EXERCISE PROMPT: Write down each entry again, exactly as it reads.

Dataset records
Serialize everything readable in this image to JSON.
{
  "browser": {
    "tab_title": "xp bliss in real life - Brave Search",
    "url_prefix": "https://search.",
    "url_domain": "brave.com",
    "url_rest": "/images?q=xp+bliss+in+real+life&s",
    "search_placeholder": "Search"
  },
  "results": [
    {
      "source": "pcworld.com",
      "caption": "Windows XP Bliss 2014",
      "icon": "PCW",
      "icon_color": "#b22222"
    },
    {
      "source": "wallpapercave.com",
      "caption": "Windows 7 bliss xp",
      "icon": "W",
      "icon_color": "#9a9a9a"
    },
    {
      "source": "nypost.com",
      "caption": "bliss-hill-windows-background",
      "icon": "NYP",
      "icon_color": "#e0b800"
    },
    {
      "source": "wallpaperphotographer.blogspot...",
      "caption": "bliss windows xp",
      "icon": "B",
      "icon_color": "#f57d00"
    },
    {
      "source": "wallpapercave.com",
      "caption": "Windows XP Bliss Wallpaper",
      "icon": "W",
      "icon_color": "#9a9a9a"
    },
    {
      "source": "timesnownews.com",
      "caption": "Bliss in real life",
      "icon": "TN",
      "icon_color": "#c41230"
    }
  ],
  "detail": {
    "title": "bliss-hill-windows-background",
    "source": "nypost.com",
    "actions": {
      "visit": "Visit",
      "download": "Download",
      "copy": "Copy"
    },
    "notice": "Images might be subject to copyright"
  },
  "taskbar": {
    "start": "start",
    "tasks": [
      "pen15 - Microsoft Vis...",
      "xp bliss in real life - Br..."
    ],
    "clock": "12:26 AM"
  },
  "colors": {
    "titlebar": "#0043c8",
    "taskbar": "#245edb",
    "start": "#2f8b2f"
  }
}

TASK OUTPUT:
Serialize everything readable in this image to JSON.
{
  "browser": {
    "tab_title": "xp bliss in real life - Brave Search",
    "url_prefix": "https://search.",
    "url_domain": "brave.com",
    "url_rest": "/images?q=xp+bliss+in+real+life&s",
    "search_placeholder": "Search"
  },
  "results": [
    {
      "source": "pcworld.com",
      "caption": "Windows XP Bliss 2014",
      "icon": "PCW",
      "icon_color": "#b22222"
    },
    {
      "source": "wallpapercave.com",
      "caption": "Windows 7 bliss xp",
      "icon": "W",
      "icon_color": "#9a9a9a"
    },
    {
      "source": "nypost.com",
      "caption": "bliss-hill-windows-background",
      "icon": "NYP",
      "icon_color": "#e0b800"
    },
    {
      "source": "wallpaperphotographer.blogspot...",
      "caption": "bliss windows xp",
      "icon": "B",
      "icon_color": "#f57d00"
    },
    {
      "source": "wallpapercave.com",
      "caption": "Windows XP Bliss Wallpaper",
      "icon": "W",
      "icon_color": "#9a9a9a"
    },
    {
      "source": "timesnownews.com",
      "caption": "Bliss in real life",
      "icon": "TN",
      "icon_color": "#c41230"
    }
  ],
  "detail": {
    "title": "bliss-hill-windows-background",
    "source": "nypost.com",
    "actions": {
      "visit": "Visit",
      "download": "Download",
      "copy": "Copy"
    },
    "notice": "Images might be subject to copyright"
  },
  "taskbar": {
    "start": "start",
    "tasks": [
      "pen15 - Microsoft Vis...",
      "xp bliss in real life - Br..."
    ],
    "clock": "12:26 AM"
  },
  "colors": {
    "titlebar": "#0043c8",
    "taskbar": "#245edb",
    "start": "#2f8b2f"
  }
}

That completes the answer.